* Begin DATA ENTRIES *

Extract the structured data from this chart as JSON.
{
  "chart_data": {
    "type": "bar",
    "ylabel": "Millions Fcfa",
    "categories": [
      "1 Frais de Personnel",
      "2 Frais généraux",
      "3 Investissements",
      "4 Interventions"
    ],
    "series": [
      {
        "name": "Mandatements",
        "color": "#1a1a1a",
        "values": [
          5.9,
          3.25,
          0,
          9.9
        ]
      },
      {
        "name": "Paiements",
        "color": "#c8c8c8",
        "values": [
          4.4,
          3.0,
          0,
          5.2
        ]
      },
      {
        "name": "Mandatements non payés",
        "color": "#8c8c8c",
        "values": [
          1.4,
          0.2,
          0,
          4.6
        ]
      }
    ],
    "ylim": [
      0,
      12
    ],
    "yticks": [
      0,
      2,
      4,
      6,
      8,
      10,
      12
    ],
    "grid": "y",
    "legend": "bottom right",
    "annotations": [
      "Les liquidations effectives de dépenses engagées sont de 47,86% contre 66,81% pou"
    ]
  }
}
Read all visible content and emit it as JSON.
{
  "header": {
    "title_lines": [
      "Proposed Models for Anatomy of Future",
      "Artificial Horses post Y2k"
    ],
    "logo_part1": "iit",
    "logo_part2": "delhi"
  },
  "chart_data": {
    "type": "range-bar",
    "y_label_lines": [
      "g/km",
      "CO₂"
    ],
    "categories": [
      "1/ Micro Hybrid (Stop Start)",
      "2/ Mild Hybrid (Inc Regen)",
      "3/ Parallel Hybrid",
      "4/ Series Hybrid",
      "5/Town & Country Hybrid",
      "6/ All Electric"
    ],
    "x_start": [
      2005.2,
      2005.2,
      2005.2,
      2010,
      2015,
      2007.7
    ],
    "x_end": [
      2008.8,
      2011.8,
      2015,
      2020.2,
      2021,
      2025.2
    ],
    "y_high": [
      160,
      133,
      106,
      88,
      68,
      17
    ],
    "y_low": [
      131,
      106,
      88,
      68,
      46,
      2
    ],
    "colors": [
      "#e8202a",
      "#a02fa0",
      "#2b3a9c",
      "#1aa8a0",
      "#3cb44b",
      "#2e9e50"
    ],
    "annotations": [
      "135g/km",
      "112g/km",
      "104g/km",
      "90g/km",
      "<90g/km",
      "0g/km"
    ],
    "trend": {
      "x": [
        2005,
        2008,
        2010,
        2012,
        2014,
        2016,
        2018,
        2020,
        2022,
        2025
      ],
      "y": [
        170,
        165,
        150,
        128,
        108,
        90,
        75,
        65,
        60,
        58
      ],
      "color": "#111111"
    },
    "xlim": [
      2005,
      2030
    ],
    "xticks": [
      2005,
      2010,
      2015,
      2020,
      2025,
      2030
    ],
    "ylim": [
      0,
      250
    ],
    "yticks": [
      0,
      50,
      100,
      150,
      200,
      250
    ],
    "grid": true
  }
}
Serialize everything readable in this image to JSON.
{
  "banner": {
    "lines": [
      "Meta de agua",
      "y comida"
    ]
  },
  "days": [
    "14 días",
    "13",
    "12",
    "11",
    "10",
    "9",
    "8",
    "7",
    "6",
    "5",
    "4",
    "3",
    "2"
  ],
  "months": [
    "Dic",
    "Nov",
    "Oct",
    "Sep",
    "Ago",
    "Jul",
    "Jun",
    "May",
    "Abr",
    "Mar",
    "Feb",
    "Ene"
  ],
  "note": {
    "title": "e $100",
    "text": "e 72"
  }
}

* End DATA ENTRIES *

_WHAT YOU ARE ASKED TO DO_.
The listing above should be transcribed in full, exactly as written.

_SOLVED EXERCISE_.
Extract the structured data from this chart as JSON.
{
  "chart_data": {
    "type": "bar",
    "ylabel": "Millions Fcfa",
    "categories": [
      "1 Frais de Personnel",
      "2 Frais généraux",
      "3 Investissements",
      "4 Interventions"
    ],
    "series": [
      {
        "name": "Mandatements",
        "color": "#1a1a1a",
        "values": [
          5.9,
          3.25,
          0,
          9.9
        ]
      },
      {
        "name": "Paiements",
        "color": "#c8c8c8",
        "values": [
          4.4,
          3.0,
          0,
          5.2
        ]
      },
      {
        "name": "Mandatements non payés",
        "color": "#8c8c8c",
        "values": [
          1.4,
          0.2,
          0,
          4.6
        ]
      }
    ],
    "ylim": [
      0,
      12
    ],
    "yticks": [
      0,
      2,
      4,
      6,
      8,
      10,
      12
    ],
    "grid": "y",
    "legend": "bottom right",
    "annotations": [
      "Les liquidations effectives de dépenses engagées sont de 47,86% contre 66,81% pou"
    ]
  }
}
Read all visible content and emit it as JSON.
{
  "header": {
    "title_lines": [
      "Proposed Models for Anatomy of Future",
      "Artificial Horses post Y2k"
    ],
    "logo_part1": "iit",
    "logo_part2": "delhi"
  },
  "chart_data": {
    "type": "range-bar",
    "y_label_lines": [
      "g/km",
      "CO₂"
    ],
    "categories": [
      "1/ Micro Hybrid (Stop Start)",
      "2/ Mild Hybrid (Inc Regen)",
      "3/ Parallel Hybrid",
      "4/ Series Hybrid",
      "5/Town & Country Hybrid",
      "6/ All Electric"
    ],
    "x_start": [
      2005.2,
      2005.2,
      2005.2,
      2010,
      2015,
      2007.7
    ],
    "x_end": [
      2008.8,
      2011.8,
      2015,
      2020.2,
      2021,
      2025.2
    ],
    "y_high": [
      160,
      133,
      106,
      88,
      68,
      17
    ],
    "y_low": [
      131,
      106,
      88,
      68,
      46,
      2
    ],
    "colors": [
      "#e8202a",
      "#a02fa0",
      "#2b3a9c",
      "#1aa8a0",
      "#3cb44b",
      "#2e9e50"
    ],
    "annotations": [
      "135g/km",
      "112g/km",
      "104g/km",
      "90g/km",
      "<90g/km",
      "0g/km"
    ],
    "trend": {
      "x": [
        2005,
        2008,
        2010,
        2012,
        2014,
        2016,
        2018,
        2020,
        2022,
        2025
      ],
      "y": [
        170,
        165,
        150,
        128,
        108,
        90,
        75,
        65,
        60,
        58
      ],
      "color": "#111111"
    },
    "xlim": [
      2005,
      2030
    ],
    "xticks": [
      2005,
      2010,
      2015,
      2020,
      2025,
      2030
    ],
    "ylim": [
      0,
      250
    ],
    "yticks": [
      0,
      50,
      100,
      150,
      200,
      250
    ],
    "grid": true
  }
}
Serialize everything readable in this image to JSON.
{
  "banner": {
    "lines": [
      "Meta de agua",
      "y comida"
    ]
  },
  "days": [
    "14 días",
    "13",
    "12",
    "11",
    "10",
    "9",
    "8",
    "7",
    "6",
    "5",
    "4",
    "3",
    "2"
  ],
  "months": [
    "Dic",
    "Nov",
    "Oct",
    "Sep",
    "Ago",
    "Jul",
    "Jun",
    "May",
    "Abr",
    "Mar",
    "Feb",
    "Ene"
  ],
  "note": {
    "title": "e $100",
    "text": "e 72"
  }
}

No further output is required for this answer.